WORK REQUIRED:
Print each line exactly as it is given.

SUPPLIED MATERIAL:
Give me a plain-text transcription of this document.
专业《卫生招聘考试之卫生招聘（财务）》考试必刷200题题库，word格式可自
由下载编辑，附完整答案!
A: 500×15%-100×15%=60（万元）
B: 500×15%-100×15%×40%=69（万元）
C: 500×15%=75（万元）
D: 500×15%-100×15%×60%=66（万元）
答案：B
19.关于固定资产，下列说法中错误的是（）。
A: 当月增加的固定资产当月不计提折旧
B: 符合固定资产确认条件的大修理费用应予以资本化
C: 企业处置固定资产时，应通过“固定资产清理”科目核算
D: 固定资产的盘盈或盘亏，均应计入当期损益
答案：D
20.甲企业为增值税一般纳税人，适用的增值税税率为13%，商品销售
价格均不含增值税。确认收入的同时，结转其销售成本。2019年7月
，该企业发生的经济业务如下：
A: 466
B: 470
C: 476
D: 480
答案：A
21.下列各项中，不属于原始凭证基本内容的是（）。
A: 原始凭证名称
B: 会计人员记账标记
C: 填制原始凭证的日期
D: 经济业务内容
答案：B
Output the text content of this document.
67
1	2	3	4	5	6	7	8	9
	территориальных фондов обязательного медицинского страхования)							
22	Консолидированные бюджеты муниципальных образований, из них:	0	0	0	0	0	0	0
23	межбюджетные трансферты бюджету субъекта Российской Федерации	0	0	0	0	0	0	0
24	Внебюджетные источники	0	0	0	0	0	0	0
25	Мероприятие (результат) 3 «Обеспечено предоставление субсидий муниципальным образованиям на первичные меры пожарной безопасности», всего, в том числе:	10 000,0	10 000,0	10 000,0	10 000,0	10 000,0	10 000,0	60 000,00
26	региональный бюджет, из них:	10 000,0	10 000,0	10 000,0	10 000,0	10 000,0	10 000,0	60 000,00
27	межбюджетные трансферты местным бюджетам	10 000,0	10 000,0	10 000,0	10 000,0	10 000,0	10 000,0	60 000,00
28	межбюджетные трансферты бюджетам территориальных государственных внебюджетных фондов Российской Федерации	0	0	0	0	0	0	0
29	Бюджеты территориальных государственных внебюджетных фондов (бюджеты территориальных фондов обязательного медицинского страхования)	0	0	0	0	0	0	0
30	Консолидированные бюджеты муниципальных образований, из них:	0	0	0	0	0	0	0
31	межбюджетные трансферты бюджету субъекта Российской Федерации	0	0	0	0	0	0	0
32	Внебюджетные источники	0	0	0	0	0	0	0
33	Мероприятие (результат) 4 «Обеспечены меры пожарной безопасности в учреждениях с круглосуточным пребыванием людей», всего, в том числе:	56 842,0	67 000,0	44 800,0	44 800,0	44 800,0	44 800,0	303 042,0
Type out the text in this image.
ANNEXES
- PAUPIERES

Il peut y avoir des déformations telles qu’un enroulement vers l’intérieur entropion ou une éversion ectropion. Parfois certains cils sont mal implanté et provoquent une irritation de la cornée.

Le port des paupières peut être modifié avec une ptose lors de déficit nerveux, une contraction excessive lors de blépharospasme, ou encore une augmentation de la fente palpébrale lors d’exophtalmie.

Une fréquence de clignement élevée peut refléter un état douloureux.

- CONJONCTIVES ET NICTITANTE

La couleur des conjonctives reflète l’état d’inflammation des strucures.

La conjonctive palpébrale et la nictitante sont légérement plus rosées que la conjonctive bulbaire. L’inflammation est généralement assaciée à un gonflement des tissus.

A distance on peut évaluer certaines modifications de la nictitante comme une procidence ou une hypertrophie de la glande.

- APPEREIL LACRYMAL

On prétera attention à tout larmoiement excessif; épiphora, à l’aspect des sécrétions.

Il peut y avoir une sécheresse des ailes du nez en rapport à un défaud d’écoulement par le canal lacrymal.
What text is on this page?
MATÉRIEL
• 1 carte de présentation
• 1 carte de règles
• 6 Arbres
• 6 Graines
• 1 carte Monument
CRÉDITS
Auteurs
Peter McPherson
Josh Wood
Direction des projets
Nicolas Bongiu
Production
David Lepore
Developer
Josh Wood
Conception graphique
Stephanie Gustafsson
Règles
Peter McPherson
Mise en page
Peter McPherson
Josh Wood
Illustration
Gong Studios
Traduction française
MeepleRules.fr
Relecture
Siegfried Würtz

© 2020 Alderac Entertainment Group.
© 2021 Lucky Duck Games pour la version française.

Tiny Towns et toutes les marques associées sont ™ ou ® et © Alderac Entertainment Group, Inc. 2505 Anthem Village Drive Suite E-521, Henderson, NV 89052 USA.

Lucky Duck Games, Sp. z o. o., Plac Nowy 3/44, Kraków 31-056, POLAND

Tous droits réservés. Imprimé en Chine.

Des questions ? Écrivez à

OUTPUT OF THE TASK:
Give me a plain-text transcription of this document.
专业《卫生招聘考试之卫生招聘（财务）》考试必刷200题题库，word格式可自
由下载编辑，附完整答案!
A: 500×15%-100×15%=60（万元）
B: 500×15%-100×15%×40%=69（万元）
C: 500×15%=75（万元）
D: 500×15%-100×15%×60%=66（万元）
答案：B
19.关于固定资产，下列说法中错误的是（）。
A: 当月增加的固定资产当月不计提折旧
B: 符合固定资产确认条件的大修理费用应予以资本化
C: 企业处置固定资产时，应通过“固定资产清理”科目核算
D: 固定资产的盘盈或盘亏，均应计入当期损益
答案：D
20.甲企业为增值税一般纳税人，适用的增值税税率为13%，商品销售
价格均不含增值税。确认收入的同时，结转其销售成本。2019年7月
，该企业发生的经济业务如下：
A: 466
B: 470
C: 476
D: 480
答案：A
21.下列各项中，不属于原始凭证基本内容的是（）。
A: 原始凭证名称
B: 会计人员记账标记
C: 填制原始凭证的日期
D: 经济业务内容
答案：B
Output the text content of this document.
67
1	2	3	4	5	6	7	8	9
	территориальных фондов обязательного медицинского страхования)							
22	Консолидированные бюджеты муниципальных образований, из них:	0	0	0	0	0	0	0
23	межбюджетные трансферты бюджету субъекта Российской Федерации	0	0	0	0	0	0	0
24	Внебюджетные источники	0	0	0	0	0	0	0
25	Мероприятие (результат) 3 «Обеспечено предоставление субсидий муниципальным образованиям на первичные меры пожарной безопасности», всего, в том числе:	10 000,0	10 000,0	10 000,0	10 000,0	10 000,0	10 000,0	60 000,00
26	региональный бюджет, из них:	10 000,0	10 000,0	10 000,0	10 000,0	10 000,0	10 000,0	60 000,00
27	межбюджетные трансферты местным бюджетам	10 000,0	10 000,0	10 000,0	10 000,0	10 000,0	10 000,0	60 000,00
28	межбюджетные трансферты бюджетам территориальных государственных внебюджетных фондов Российской Федерации	0	0	0	0	0	0	0
29	Бюджеты территориальных государственных внебюджетных фондов (бюджеты территориальных фондов обязательного медицинского страхования)	0	0	0	0	0	0	0
30	Консолидированные бюджеты муниципальных образований, из них:	0	0	0	0	0	0	0
31	межбюджетные трансферты бюджету субъекта Российской Федерации	0	0	0	0	0	0	0
32	Внебюджетные источники	0	0	0	0	0	0	0
33	Мероприятие (результат) 4 «Обеспечены меры пожарной безопасности в учреждениях с круглосуточным пребыванием людей», всего, в том числе:	56 842,0	67 000,0	44 800,0	44 800,0	44 800,0	44 800,0	303 042,0
Type out the text in this image.
ANNEXES
- PAUPIERES

Il peut y avoir des déformations telles qu’un enroulement vers l’intérieur entropion ou une éversion ectropion. Parfois certains cils sont mal implanté et provoquent une irritation de la cornée.

Le port des paupières peut être modifié avec une ptose lors de déficit nerveux, une contraction excessive lors de blépharospasme, ou encore une augmentation de la fente palpébrale lors d’exophtalmie.

Une fréquence de clignement élevée peut refléter un état douloureux.

- CONJONCTIVES ET NICTITANTE

La couleur des conjonctives reflète l’état d’inflammation des strucures.

La conjonctive palpébrale et la nictitante sont légérement plus rosées que la conjonctive bulbaire. L’inflammation est généralement assaciée à un gonflement des tissus.

A distance on peut évaluer certaines modifications de la nictitante comme une procidence ou une hypertrophie de la glande.

- APPEREIL LACRYMAL

On prétera attention à tout larmoiement excessif; épiphora, à l’aspect des sécrétions.

Il peut y avoir une sécheresse des ailes du nez en rapport à un défaud d’écoulement par le canal lacrymal.
What text is on this page?
MATÉRIEL
• 1 carte de présentation
• 1 carte de règles
• 6 Arbres
• 6 Graines
• 1 carte Monument
CRÉDITS
Auteurs
Peter McPherson
Josh Wood
Direction des projets
Nicolas Bongiu
Production
David Lepore
Developer
Josh Wood
Conception graphique
Stephanie Gustafsson
Règles
Peter McPherson
Mise en page
Peter McPherson
Josh Wood
Illustration
Gong Studios
Traduction française
MeepleRules.fr
Relecture
Siegfried Würtz

© 2020 Alderac Entertainment Group.
© 2021 Lucky Duck Games pour la version française.

Tiny Towns et toutes les marques associées sont ™ ou ® et © Alderac Entertainment Group, Inc. 2505 Anthem Village Drive Suite E-521, Henderson, NV 89052 USA.

Lucky Duck Games, Sp. z o. o., Plac Nowy 3/44, Kraków 31-056, POLAND

Tous droits réservés. Imprimé en Chine.

Des questions ? Écrivez à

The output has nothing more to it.